WHAT TO DO:
Take each line that has the word "Polenpolitik" and return it.

┏━━

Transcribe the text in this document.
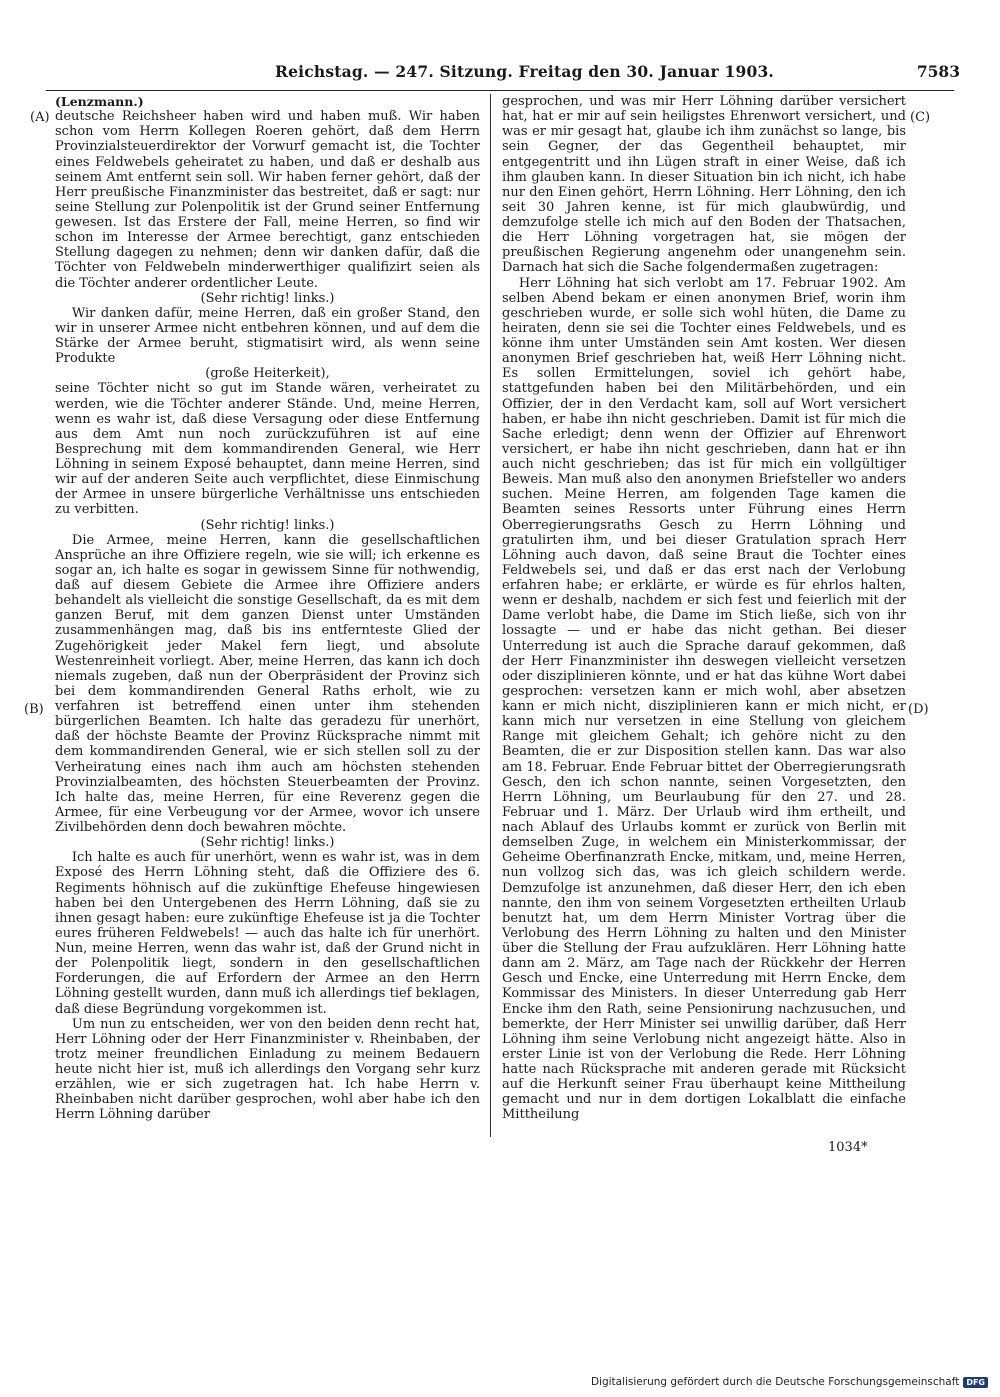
Reichstag. — 247. Sitzung. Freitag den 30. Januar 1903.	7583
(A)
(B)
(C)
(D)

(Lenzmann.)

deutsche Reichsheer haben wird und haben muß. Wir haben schon vom Herrn Kollegen Roeren gehört, daß dem Herrn Provinzialsteuerdirektor der Vorwurf gemacht ist, die Tochter eines Feldwebels geheiratet zu haben, und daß er deshalb aus seinem Amt entfernt sein soll. Wir haben ferner gehört, daß der Herr preußische Finanzminister das bestreitet, daß er sagt: nur seine Stellung zur Polenpolitik ist der Grund seiner Entfernung gewesen. Ist das Erstere der Fall, meine Herren, so find wir schon im Interesse der Armee berechtigt, ganz entschieden Stellung dagegen zu nehmen; denn wir danken dafür, daß die Töchter von Feldwebeln minderwerthiger qualifizirt seien als die Töchter anderer ordentlicher Leute.

(Sehr richtig! links.)

Wir danken dafür, meine Herren, daß ein großer Stand, den wir in unserer Armee nicht entbehren können, und auf dem die Stärke der Armee beruht, stigmatisirt wird, als wenn seine Produkte

(große Heiterkeit),

seine Töchter nicht so gut im Stande wären, verheiratet zu werden, wie die Töchter anderer Stände. Und, meine Herren, wenn es wahr ist, daß diese Versagung oder diese Entfernung aus dem Amt nun noch zurückzuführen ist auf eine Besprechung mit dem kommandirenden General, wie Herr Löhning in seinem Exposé behauptet, dann meine Herren, sind wir auf der anderen Seite auch verpflichtet, diese Einmischung der Armee in unsere bürgerliche Verhältnisse uns entschieden zu verbitten.

(Sehr richtig! links.)

Die Armee, meine Herren, kann die gesellschaftlichen Ansprüche an ihre Offiziere regeln, wie sie will; ich erkenne es sogar an, ich halte es sogar in gewissem Sinne für nothwendig, daß auf diesem Gebiete die Armee ihre Offiziere anders behandelt als vielleicht die sonstige Gesellschaft, da es mit dem ganzen Beruf, mit dem ganzen Dienst unter Umständen zusammenhängen mag, daß bis ins entfernteste Glied der Zugehörigkeit jeder Makel fern liegt, und absolute Westenreinheit vorliegt. Aber, meine Herren, das kann ich doch niemals zugeben, daß nun der Oberpräsident der Provinz sich bei dem kommandirenden General Raths erholt, wie zu verfahren ist betreffend einen unter ihm stehenden bürgerlichen Beamten. Ich halte das geradezu für unerhört, daß der höchste Beamte der Provinz Rücksprache nimmt mit dem kommandirenden General, wie er sich stellen soll zu der Verheiratung eines nach ihm auch am höchsten stehenden Provinzialbeamten, des höchsten Steuerbeamten der Provinz. Ich halte das, meine Herren, für eine Reverenz gegen die Armee, für eine Verbeugung vor der Armee, wovor ich unsere Zivilbehörden denn doch bewahren möchte.

(Sehr richtig! links.)

Ich halte es auch für unerhört, wenn es wahr ist, was in dem Exposé des Herrn Löhning steht, daß die Offiziere des 6. Regiments höhnisch auf die zukünftige Ehefeuse hingewiesen haben bei den Untergebenen des Herrn Löhning, daß sie zu ihnen gesagt haben: eure zukünftige Ehefeuse ist ja die Tochter eures früheren Feldwebels! — auch das halte ich für unerhört. Nun, meine Herren, wenn das wahr ist, daß der Grund nicht in der Polenpolitik liegt, sondern in den gesellschaftlichen Forderungen, die auf Erfordern der Armee an den Herrn Löhning gestellt wurden, dann muß ich allerdings tief beklagen, daß diese Begründung vorgekommen ist.

Um nun zu entscheiden, wer von den beiden denn recht hat, Herr Löhning oder der Herr Finanzminister v. Rheinbaben, der trotz meiner freundlichen Einladung zu meinem Bedauern heute nicht hier ist, muß ich allerdings den Vorgang sehr kurz erzählen, wie er sich zugetragen hat. Ich habe Herrn v. Rheinbaben nicht darüber gesprochen, wohl aber habe ich den Herrn Löhning darüber

gesprochen, und was mir Herr Löhning darüber versichert hat, hat er mir auf sein heiligstes Ehrenwort versichert, und was er mir gesagt hat, glaube ich ihm zunächst so lange, bis sein Gegner, der das Gegentheil behauptet, mir entgegentritt und ihn Lügen straft in einer Weise, daß ich ihm glauben kann. In dieser Situation bin ich nicht, ich habe nur den Einen gehört, Herrn Löhning. Herr Löhning, den ich seit 30 Jahren kenne, ist für mich glaubwürdig, und demzufolge stelle ich mich auf den Boden der Thatsachen, die Herr Löhning vorgetragen hat, sie mögen der preußischen Regierung angenehm oder unangenehm sein. Darnach hat sich die Sache folgendermaßen zugetragen:

Herr Löhning hat sich verlobt am 17. Februar 1902. Am selben Abend bekam er einen anonymen Brief, worin ihm geschrieben wurde, er solle sich wohl hüten, die Dame zu heiraten, denn sie sei die Tochter eines Feldwebels, und es könne ihm unter Umständen sein Amt kosten. Wer diesen anonymen Brief geschrieben hat, weiß Herr Löhning nicht. Es sollen Ermittelungen, soviel ich gehört habe, stattgefunden haben bei den Militärbehörden, und ein Offizier, der in den Verdacht kam, soll auf Wort versichert haben, er habe ihn nicht geschrieben. Damit ist für mich die Sache erledigt; denn wenn der Offizier auf Ehrenwort versichert, er habe ihn nicht geschrieben, dann hat er ihn auch nicht geschrieben; das ist für mich ein vollgültiger Beweis. Man muß also den anonymen Briefsteller wo anders suchen. Meine Herren, am folgenden Tage kamen die Beamten seines Ressorts unter Führung eines Herrn Oberregierungsraths Gesch zu Herrn Löhning und gratulirten ihm, und bei dieser Gratulation sprach Herr Löhning auch davon, daß seine Braut die Tochter eines Feldwebels sei, und daß er das erst nach der Verlobung erfahren habe; er erklärte, er würde es für ehrlos halten, wenn er deshalb, nachdem er sich fest und feierlich mit der Dame verlobt habe, die Dame im Stich ließe, sich von ihr lossagte — und er habe das nicht gethan. Bei dieser Unterredung ist auch die Sprache darauf gekommen, daß der Herr Finanzminister ihn deswegen vielleicht versetzen oder disziplinieren könnte, und er hat das kühne Wort dabei gesprochen: versetzen kann er mich wohl, aber absetzen kann er mich nicht, disziplinieren kann er mich nicht, er kann mich nur versetzen in eine Stellung von gleichem Range mit gleichem Gehalt; ich gehöre nicht zu den Beamten, die er zur Disposition stellen kann. Das war also am 18. Februar. Ende Februar bittet der Oberregierungsrath Gesch, den ich schon nannte, seinen Vorgesetzten, den Herrn Löhning, um Beurlaubung für den 27. und 28. Februar und 1. März. Der Urlaub wird ihm ertheilt, und nach Ablauf des Urlaubs kommt er zurück von Berlin mit demselben Zuge, in welchem ein Ministerkommissar, der Geheime Oberfinanzrath Encke, mitkam, und, meine Herren, nun vollzog sich das, was ich gleich schildern werde. Demzufolge ist anzunehmen, daß dieser Herr, den ich eben nannte, den ihm von seinem Vorgesetzten ertheilten Urlaub benutzt hat, um dem Herrn Minister Vortrag über die Verlobung des Herrn Löhning zu halten und den Minister über die Stellung der Frau aufzuklären. Herr Löhning hatte dann am 2. März, am Tage nach der Rückkehr der Herren Gesch und Encke, eine Unterredung mit Herrn Encke, dem Kommissar des Ministers. In dieser Unterredung gab Herr Encke ihm den Rath, seine Pensionirung nachzusuchen, und bemerkte, der Herr Minister sei unwillig darüber, daß Herr Löhning ihm seine Verlobung nicht angezeigt hätte. Also in erster Linie ist von der Verlobung die Rede. Herr Löhning hatte nach Rücksprache mit anderen gerade mit Rücksicht auf die Herkunft seiner Frau überhaupt keine Mittheilung gemacht und nur in dem dortigen Lokalblatt die einfache Mittheilung

1034*
Digitalisierung gefördert durch die Deutsche Forschungsgemeinschaft DFG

┗━━

PROBLEM SOLUTION:
deutsche Reichsheer haben wird und haben muß. Wir haben schon vom Herrn Kollegen Roeren gehört, daß dem Herrn Provinzialsteuerdirektor der Vorwurf gemacht ist, die Tochter eines Feldwebels geheiratet zu haben, und daß er deshalb aus seinem Amt entfernt sein soll. Wir haben ferner gehört, daß der Herr preußische Finanzminister das bestreitet, daß er sagt: nur seine Stellung zur Polenpolitik ist der Grund seiner Entfernung gewesen. Ist das Erstere der Fall, meine Herren, so find wir schon im Interesse der Armee berechtigt, ganz entschieden Stellung dagegen zu nehmen; denn wir danken dafür, daß die Töchter von Feldwebeln minderwerthiger qualifizirt seien als die Töchter anderer ordentlicher Leute.
Ich halte es auch für unerhört, wenn es wahr ist, was in dem Exposé des Herrn Löhning steht, daß die Offiziere des 6. Regiments höhnisch auf die zukünftige Ehefeuse hingewiesen haben bei den Untergebenen des Herrn Löhning, daß sie zu ihnen gesagt haben: eure zukünftige Ehefeuse ist ja die Tochter eures früheren Feldwebels! — auch das halte ich für unerhört. Nun, meine Herren, wenn das wahr ist, daß der Grund nicht in der Polenpolitik liegt, sondern in den gesellschaftlichen Forderungen, die auf Erfordern der Armee an den Herrn Löhning gestellt wurden, dann muß ich allerdings tief beklagen, daß diese Begründung vorgekommen ist.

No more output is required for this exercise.